Task statement ▸ Write out each line exactly as it stands, please.

______

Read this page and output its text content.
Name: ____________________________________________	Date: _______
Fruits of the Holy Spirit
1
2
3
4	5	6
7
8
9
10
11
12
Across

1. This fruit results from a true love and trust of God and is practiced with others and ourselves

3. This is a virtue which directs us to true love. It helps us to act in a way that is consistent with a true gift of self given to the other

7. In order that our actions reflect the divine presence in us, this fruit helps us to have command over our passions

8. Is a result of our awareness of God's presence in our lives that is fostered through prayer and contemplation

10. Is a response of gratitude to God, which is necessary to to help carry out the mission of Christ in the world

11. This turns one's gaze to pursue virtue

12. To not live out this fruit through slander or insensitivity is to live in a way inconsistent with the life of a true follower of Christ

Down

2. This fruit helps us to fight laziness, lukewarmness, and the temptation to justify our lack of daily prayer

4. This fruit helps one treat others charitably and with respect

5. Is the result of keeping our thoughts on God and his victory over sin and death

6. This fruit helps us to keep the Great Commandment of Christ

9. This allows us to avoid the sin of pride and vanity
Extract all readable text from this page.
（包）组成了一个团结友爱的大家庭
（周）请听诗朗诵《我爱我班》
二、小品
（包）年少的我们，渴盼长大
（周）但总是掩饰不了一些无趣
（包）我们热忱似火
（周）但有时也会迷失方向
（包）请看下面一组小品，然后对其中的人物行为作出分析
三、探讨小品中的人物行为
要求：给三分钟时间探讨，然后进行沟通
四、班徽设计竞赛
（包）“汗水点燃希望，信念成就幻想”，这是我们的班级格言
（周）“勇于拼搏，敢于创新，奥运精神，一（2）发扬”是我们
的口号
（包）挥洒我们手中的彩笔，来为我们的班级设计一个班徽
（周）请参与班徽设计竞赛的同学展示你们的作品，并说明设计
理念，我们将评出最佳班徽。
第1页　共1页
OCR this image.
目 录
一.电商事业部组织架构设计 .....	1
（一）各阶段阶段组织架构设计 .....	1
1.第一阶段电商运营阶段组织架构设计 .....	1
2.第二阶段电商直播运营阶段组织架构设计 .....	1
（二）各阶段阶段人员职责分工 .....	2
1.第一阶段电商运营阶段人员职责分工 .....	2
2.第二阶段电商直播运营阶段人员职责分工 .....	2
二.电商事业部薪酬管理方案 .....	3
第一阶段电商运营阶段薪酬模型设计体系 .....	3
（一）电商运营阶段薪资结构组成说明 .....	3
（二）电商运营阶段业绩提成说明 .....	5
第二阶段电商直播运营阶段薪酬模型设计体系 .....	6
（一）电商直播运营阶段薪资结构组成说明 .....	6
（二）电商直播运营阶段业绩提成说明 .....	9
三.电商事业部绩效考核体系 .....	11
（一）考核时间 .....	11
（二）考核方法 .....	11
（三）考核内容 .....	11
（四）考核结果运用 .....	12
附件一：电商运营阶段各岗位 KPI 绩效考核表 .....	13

______

Solved problem ▸
Read this page and output its text content.
Name: ____________________________________________	Date: _______
Fruits of the Holy Spirit
1
2
3
4	5	6
7
8
9
10
11
12
Across

1. This fruit results from a true love and trust of God and is practiced with others and ourselves

3. This is a virtue which directs us to true love. It helps us to act in a way that is consistent with a true gift of self given to the other

7. In order that our actions reflect the divine presence in us, this fruit helps us to have command over our passions

8. Is a result of our awareness of God's presence in our lives that is fostered through prayer and contemplation

10. Is a response of gratitude to God, which is necessary to to help carry out the mission of Christ in the world

11. This turns one's gaze to pursue virtue

12. To not live out this fruit through slander or insensitivity is to live in a way inconsistent with the life of a true follower of Christ

Down

2. This fruit helps us to fight laziness, lukewarmness, and the temptation to justify our lack of daily prayer

4. This fruit helps one treat others charitably and with respect

5. Is the result of keeping our thoughts on God and his victory over sin and death

6. This fruit helps us to keep the Great Commandment of Christ

9. This allows us to avoid the sin of pride and vanity
Extract all readable text from this page.
（包）组成了一个团结友爱的大家庭
（周）请听诗朗诵《我爱我班》
二、小品
（包）年少的我们，渴盼长大
（周）但总是掩饰不了一些无趣
（包）我们热忱似火
（周）但有时也会迷失方向
（包）请看下面一组小品，然后对其中的人物行为作出分析
三、探讨小品中的人物行为
要求：给三分钟时间探讨，然后进行沟通
四、班徽设计竞赛
（包）“汗水点燃希望，信念成就幻想”，这是我们的班级格言
（周）“勇于拼搏，敢于创新，奥运精神，一（2）发扬”是我们
的口号
（包）挥洒我们手中的彩笔，来为我们的班级设计一个班徽
（周）请参与班徽设计竞赛的同学展示你们的作品，并说明设计
理念，我们将评出最佳班徽。
第1页　共1页
OCR this image.
目 录
一.电商事业部组织架构设计 .....	1
（一）各阶段阶段组织架构设计 .....	1
1.第一阶段电商运营阶段组织架构设计 .....	1
2.第二阶段电商直播运营阶段组织架构设计 .....	1
（二）各阶段阶段人员职责分工 .....	2
1.第一阶段电商运营阶段人员职责分工 .....	2
2.第二阶段电商直播运营阶段人员职责分工 .....	2
二.电商事业部薪酬管理方案 .....	3
第一阶段电商运营阶段薪酬模型设计体系 .....	3
（一）电商运营阶段薪资结构组成说明 .....	3
（二）电商运营阶段业绩提成说明 .....	5
第二阶段电商直播运营阶段薪酬模型设计体系 .....	6
（一）电商直播运营阶段薪资结构组成说明 .....	6
（二）电商直播运营阶段业绩提成说明 .....	9
三.电商事业部绩效考核体系 .....	11
（一）考核时间 .....	11
（二）考核方法 .....	11
（三）考核内容 .....	11
（四）考核结果运用 .....	12
附件一：电商运营阶段各岗位 KPI 绩效考核表 .....	13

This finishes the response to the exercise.